Look through the data below and return each line where "first" appears.

* * *

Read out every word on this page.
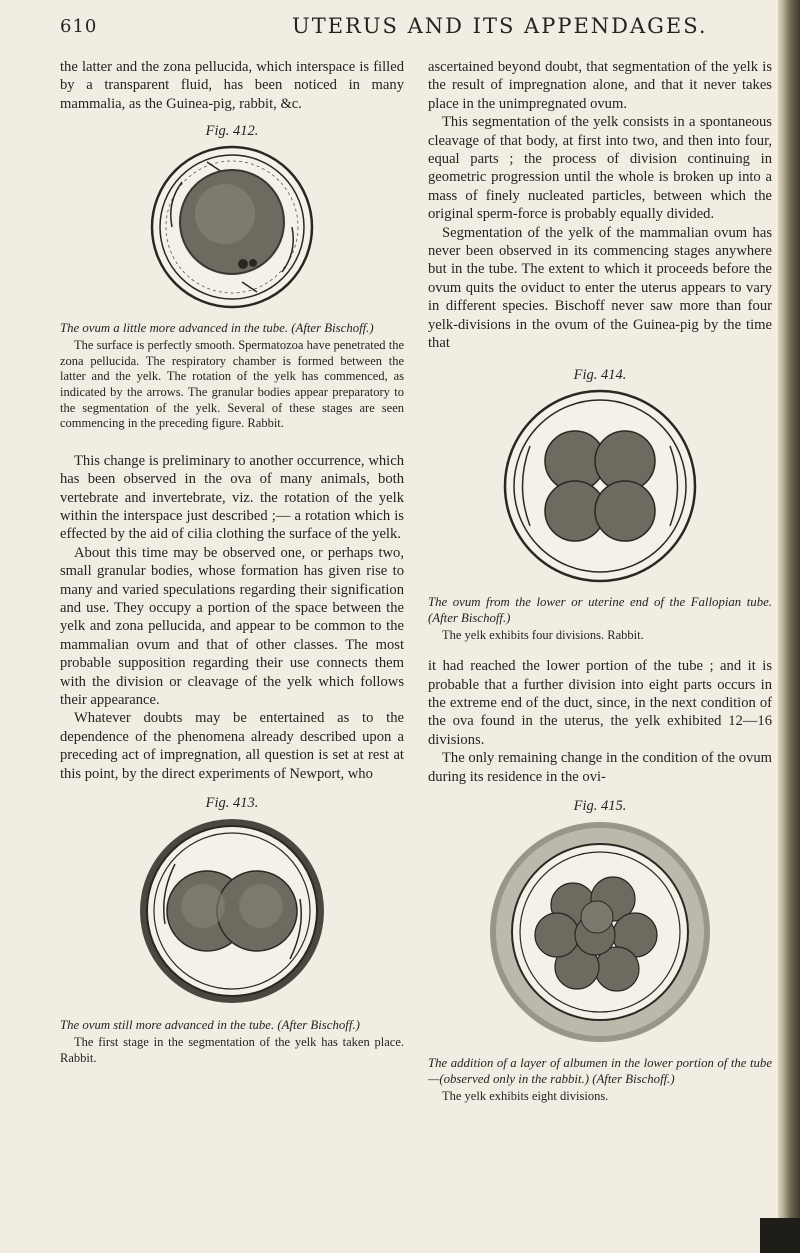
610	UTERUS AND ITS APPENDAGES.

the latter and the zona pellucida, which interspace is filled by a transparent fluid, has been noticed in many mammalia, as the Guinea-pig, rabbit, &c.

Fig. 412.

The ovum a little more advanced in the tube. (After Bischoff.)

The surface is perfectly smooth. Spermatozoa have penetrated the zona pellucida. The respiratory chamber is formed between the latter and the yelk. The rotation of the yelk has commenced, as indicated by the arrows. The granular bodies appear preparatory to the segmentation of the yelk. Several of these stages are seen commencing in the preceding figure. Rabbit.

This change is preliminary to another occurrence, which has been observed in the ova of many animals, both vertebrate and invertebrate, viz. the rotation of the yelk within the interspace just described ;— a rotation which is effected by the aid of cilia clothing the surface of the yelk.

About this time may be observed one, or perhaps two, small granular bodies, whose formation has given rise to many and varied speculations regarding their signification and use. They occupy a portion of the space between the yelk and zona pellucida, and appear to be common to the mammalian ovum and that of other classes. The most probable supposition regarding their use connects them with the division or cleavage of the yelk which follows their appearance.

Whatever doubts may be entertained as to the dependence of the phenomena already described upon a preceding act of impregnation, all question is set at rest at this point, by the direct experiments of Newport, who

Fig. 413.

The ovum still more advanced in the tube. (After Bischoff.)

The first stage in the segmentation of the yelk has taken place. Rabbit.

ascertained beyond doubt, that segmentation of the yelk is the result of impregnation alone, and that it never takes place in the unimpregnated ovum.

This segmentation of the yelk consists in a spontaneous cleavage of that body, at first into two, and then into four, equal parts ; the process of division continuing in geometric progression until the whole is broken up into a mass of finely nucleated particles, between which the original sperm-force is probably equally divided.

Segmentation of the yelk of the mammalian ovum has never been observed in its commencing stages anywhere but in the tube. The extent to which it proceeds before the ovum quits the oviduct to enter the uterus appears to vary in different species. Bischoff never saw more than four yelk-divisions in the ovum of the Guinea-pig by the time that

Fig. 414.

The ovum from the lower or uterine end of the Fallopian tube. (After Bischoff.)

The yelk exhibits four divisions. Rabbit.

it had reached the lower portion of the tube ; and it is probable that a further division into eight parts occurs in the extreme end of the duct, since, in the next condition of the ova found in the uterus, the yelk exhibited 12—16 divisions.

The only remaining change in the condition of the ovum during its residence in the ovi-

Fig. 415.

The addition of a layer of albumen in the lower portion of the tube—(observed only in the rabbit.) (After Bischoff.)

The yelk exhibits eight divisions.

* * *

== Answer to the task ==
The first stage in the segmentation of the yelk has taken place. Rabbit.
This segmentation of the yelk consists in a spontaneous cleavage of that body, at first into two, and then into four, equal parts ; the process of division continuing in geometric progression until the whole is broken up into a mass of finely nucleated particles, between which the original sperm-force is probably equally divided.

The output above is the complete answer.